------ Quoted passage ------

[utils] add explicit spiral and circular arc helpers, and allow non-90deg bends

2026-06-16 00:14:24 -07:00 · 2026-06-16 00:14:24 -07:00 · 833f5dd159
commit 833f5dd159
parent f4df8e0553
2 changed files with 215 additions and 46 deletions
--- a/masque/test/test_utils.py
+++ b/masque/test/test_utils.py
@ -15,7 +15,7 @@ from ..utils import (
    rotation_matrix_2d,
 )
 from ..file.utils import tmpfile
-from ..utils.curves import bezier
+from ..utils.curves import bezier, circular_arc, euler_bend, euler_spiral
 from ..error import PatternError
@ -148,6 +148,53 @@ def test_bezier_accepts_exact_weight_count() -> None:
    assert_allclose(samples, [[0, 0], [2 / 3, 2 / 3], [1, 1]], atol=1e-10)
 def _endpoint_tangent(xy: numpy.ndarray) -> float:
    dxy = xy[-1] - xy[-2]
    return numpy.arctan2(dxy[1], dxy[0])
@pytest.mark.parametrize(
    ('switchover_angle', 'total_angle'),
    [
        (pi / 8, pi / 4),
        (pi / 8, pi / 2),
        (pi / 4, pi),
    ],
    )
 def test_euler_bend_supports_total_angle(switchover_angle: float, total_angle: float) -> None:
    xy = euler_bend(switchover_angle, num_points=2000, total_angle=total_angle)
    assert_allclose(xy[0], [0, 0], atol=1e-12)
    assert_allclose(_endpoint_tangent(xy), -total_angle, atol=1e-3)
 def test_euler_bend_180_degrees_with_90_degree_circular_middle() -> None:
    xy = euler_bend(pi / 4, num_points=2000, total_angle=pi)
    assert_allclose(_endpoint_tangent(xy), -pi, atol=1e-3)

------ Data provided ------

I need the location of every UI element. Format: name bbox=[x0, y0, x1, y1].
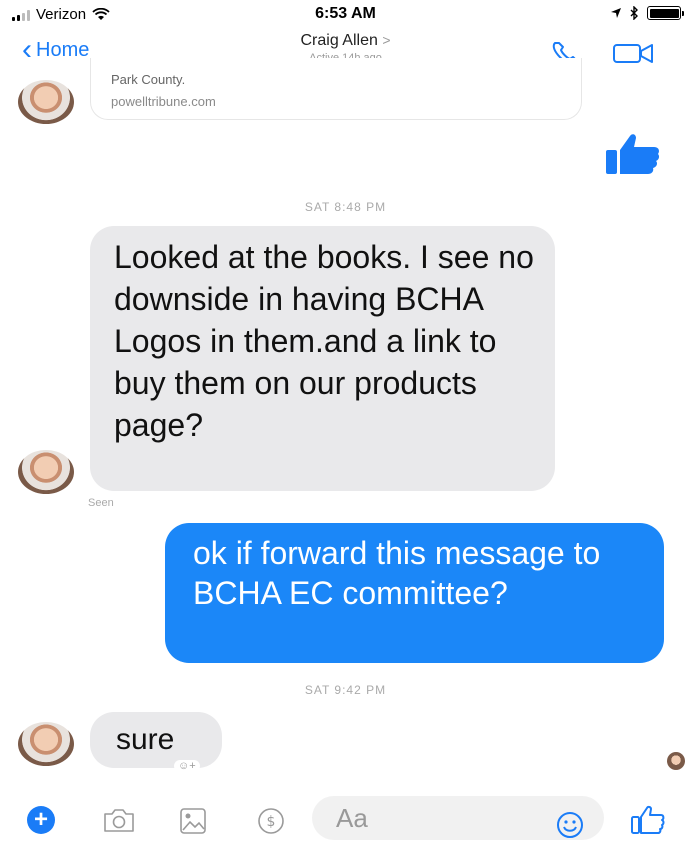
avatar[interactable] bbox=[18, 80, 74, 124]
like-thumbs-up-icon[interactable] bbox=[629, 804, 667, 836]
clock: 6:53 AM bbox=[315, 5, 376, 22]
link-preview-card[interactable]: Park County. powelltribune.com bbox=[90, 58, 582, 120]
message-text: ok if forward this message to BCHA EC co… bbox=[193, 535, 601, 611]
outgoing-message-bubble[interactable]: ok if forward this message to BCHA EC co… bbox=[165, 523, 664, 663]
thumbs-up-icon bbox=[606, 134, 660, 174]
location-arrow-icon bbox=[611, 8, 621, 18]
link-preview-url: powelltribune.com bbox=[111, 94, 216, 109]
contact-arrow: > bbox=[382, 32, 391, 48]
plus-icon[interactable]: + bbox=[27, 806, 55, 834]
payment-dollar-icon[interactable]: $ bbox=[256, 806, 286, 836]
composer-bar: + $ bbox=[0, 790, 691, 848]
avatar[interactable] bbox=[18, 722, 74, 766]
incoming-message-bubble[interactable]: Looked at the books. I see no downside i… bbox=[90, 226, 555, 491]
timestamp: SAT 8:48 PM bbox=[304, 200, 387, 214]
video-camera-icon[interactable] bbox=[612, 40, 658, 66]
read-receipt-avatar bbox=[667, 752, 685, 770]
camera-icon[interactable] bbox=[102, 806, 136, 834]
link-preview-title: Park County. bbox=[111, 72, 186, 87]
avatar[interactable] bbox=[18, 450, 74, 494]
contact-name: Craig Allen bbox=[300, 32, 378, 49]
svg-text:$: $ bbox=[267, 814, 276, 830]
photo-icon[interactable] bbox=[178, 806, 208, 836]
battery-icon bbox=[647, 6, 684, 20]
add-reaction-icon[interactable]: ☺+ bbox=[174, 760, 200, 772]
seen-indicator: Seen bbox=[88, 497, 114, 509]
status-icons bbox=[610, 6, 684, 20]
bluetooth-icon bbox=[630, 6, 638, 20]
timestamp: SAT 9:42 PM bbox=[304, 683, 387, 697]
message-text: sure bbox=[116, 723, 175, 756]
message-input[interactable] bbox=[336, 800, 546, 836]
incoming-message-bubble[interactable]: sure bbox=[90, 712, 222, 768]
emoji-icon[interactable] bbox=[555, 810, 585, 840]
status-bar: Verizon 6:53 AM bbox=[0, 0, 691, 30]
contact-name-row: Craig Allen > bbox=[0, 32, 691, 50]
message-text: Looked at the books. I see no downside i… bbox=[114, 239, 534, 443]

------

- Complete the following
1. According to the commit diff, how many additions and deletions does the change make?
2. From the records, copy the lines verbatim, starting at the line containing "avatar[interactable] bbox=[18, 80, 74, 124]" and ending at the line containing "outgoing-message-bubble[interactable]: ok if", with both of those lines included.

- Results of the tasks
1. 215 additions and 46 deletions.

2.
avatar[interactable] bbox=[18, 80, 74, 124]
like-thumbs-up-icon[interactable] bbox=[629, 804, 667, 836]
clock: 6:53 AM bbox=[315, 5, 376, 22]
link-preview-card[interactable]: Park County. powelltribune.com bbox=[90, 58, 582, 120]
message-text: ok if forward this message to BCHA EC co… bbox=[193, 535, 601, 611]
outgoing-message-bubble[interactable]: ok if forward this message to BCHA EC co… bbox=[165, 523, 664, 663]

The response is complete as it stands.